#### Task brief:
Lines containing the word "voorzorgsmaatregelen" are to be copied from the data below.
Records for processing Block Start
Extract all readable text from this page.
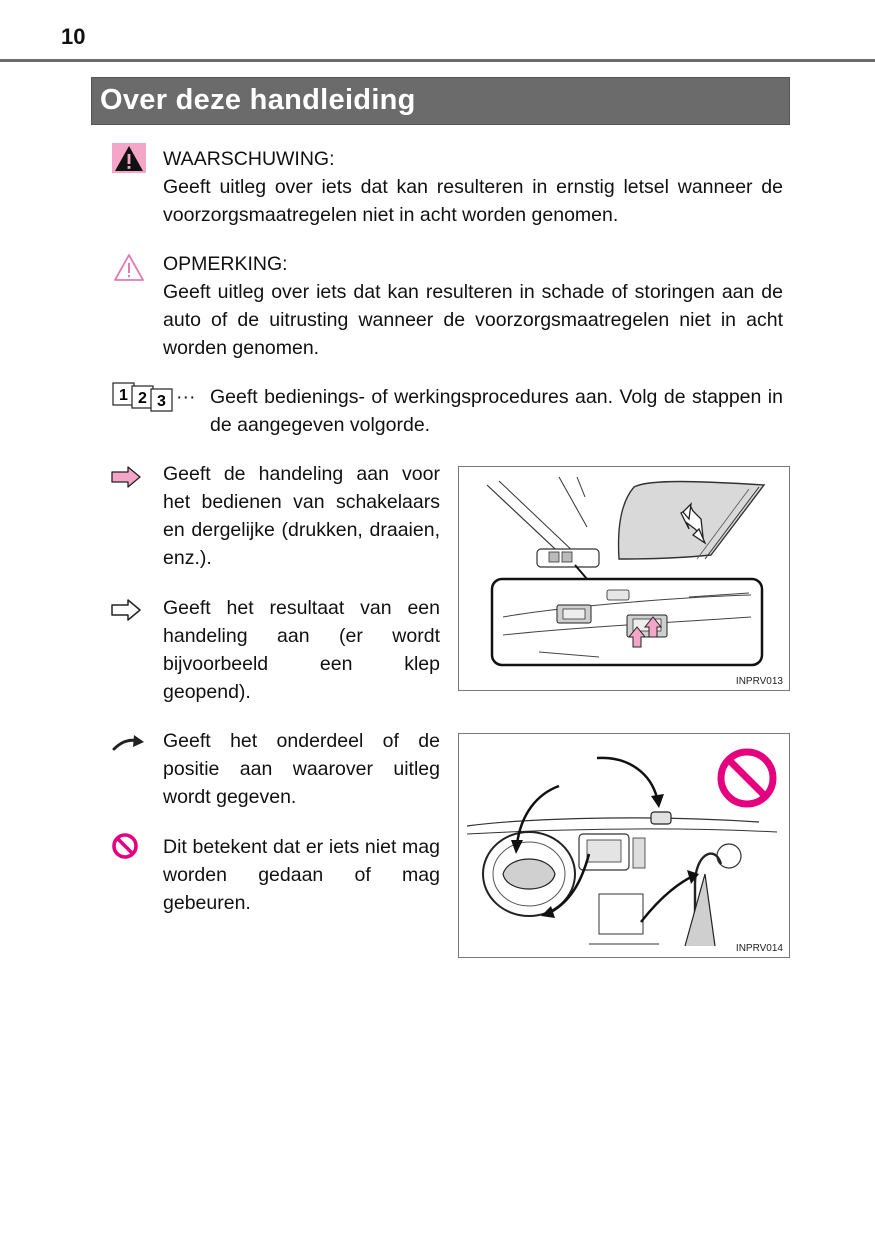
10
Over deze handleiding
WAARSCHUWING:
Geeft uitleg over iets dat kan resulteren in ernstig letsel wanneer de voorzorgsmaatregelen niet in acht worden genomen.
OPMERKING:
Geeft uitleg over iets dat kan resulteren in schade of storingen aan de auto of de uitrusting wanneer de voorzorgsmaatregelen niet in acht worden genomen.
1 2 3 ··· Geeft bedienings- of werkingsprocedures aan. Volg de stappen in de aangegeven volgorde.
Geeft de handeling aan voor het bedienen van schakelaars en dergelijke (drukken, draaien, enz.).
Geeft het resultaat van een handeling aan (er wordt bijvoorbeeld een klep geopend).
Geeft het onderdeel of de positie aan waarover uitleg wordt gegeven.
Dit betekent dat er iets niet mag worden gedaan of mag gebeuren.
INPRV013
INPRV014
Records for processing Block End
Records for processing Block Start
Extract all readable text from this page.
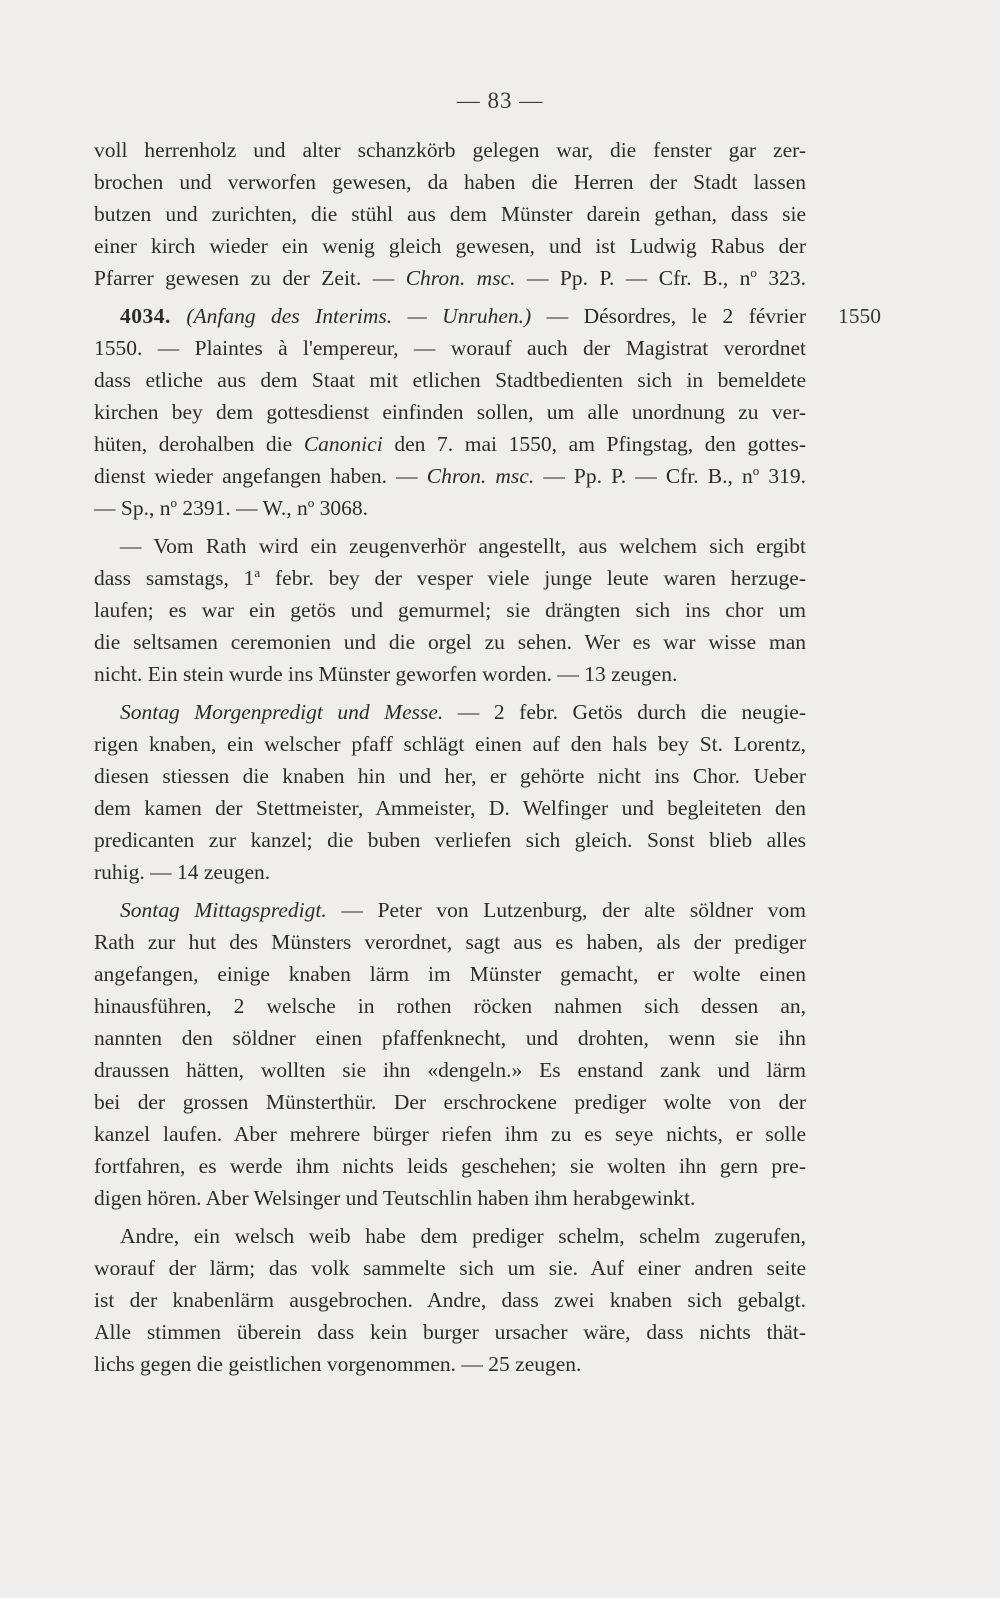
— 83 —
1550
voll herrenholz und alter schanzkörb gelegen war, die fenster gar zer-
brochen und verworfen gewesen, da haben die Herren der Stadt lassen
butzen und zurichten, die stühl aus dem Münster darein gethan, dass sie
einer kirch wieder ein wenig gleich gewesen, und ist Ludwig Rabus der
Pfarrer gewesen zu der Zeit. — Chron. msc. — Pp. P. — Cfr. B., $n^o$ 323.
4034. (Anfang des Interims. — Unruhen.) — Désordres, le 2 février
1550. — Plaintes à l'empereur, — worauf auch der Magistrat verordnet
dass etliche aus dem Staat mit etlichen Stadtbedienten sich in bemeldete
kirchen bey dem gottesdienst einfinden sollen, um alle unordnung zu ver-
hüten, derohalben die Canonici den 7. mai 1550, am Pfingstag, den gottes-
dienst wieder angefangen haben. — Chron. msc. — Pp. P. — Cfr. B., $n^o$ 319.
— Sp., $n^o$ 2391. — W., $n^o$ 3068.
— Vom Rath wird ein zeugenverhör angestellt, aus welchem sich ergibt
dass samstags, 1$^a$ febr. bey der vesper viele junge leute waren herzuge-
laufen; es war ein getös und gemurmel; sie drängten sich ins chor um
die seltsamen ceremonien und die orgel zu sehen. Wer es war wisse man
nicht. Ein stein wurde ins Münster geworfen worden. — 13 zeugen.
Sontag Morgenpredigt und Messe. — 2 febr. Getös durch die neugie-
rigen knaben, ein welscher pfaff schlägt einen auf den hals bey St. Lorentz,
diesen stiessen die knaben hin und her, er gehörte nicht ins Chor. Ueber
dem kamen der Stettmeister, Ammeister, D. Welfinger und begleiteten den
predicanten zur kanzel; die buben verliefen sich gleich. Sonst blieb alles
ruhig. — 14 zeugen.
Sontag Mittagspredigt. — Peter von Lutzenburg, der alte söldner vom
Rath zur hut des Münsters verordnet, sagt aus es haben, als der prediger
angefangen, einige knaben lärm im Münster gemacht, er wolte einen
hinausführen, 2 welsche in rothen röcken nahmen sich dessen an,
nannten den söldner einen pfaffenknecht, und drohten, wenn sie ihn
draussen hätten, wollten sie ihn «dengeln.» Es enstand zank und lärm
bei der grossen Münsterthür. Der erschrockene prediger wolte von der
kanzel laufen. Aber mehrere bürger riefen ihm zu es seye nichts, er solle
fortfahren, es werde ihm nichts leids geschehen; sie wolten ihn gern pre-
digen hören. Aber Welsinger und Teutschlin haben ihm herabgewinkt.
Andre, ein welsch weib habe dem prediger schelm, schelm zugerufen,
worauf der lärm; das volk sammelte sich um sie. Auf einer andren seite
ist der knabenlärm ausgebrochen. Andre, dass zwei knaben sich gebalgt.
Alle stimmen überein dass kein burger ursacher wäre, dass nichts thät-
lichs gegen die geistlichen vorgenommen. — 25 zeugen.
Records for processing Block End
#### Task result:
Geeft uitleg over iets dat kan resulteren in ernstig letsel wanneer de voorzorgsmaatregelen niet in acht worden genomen.
Geeft uitleg over iets dat kan resulteren in schade of storingen aan de auto of de uitrusting wanneer de voorzorgsmaatregelen niet in acht worden genomen.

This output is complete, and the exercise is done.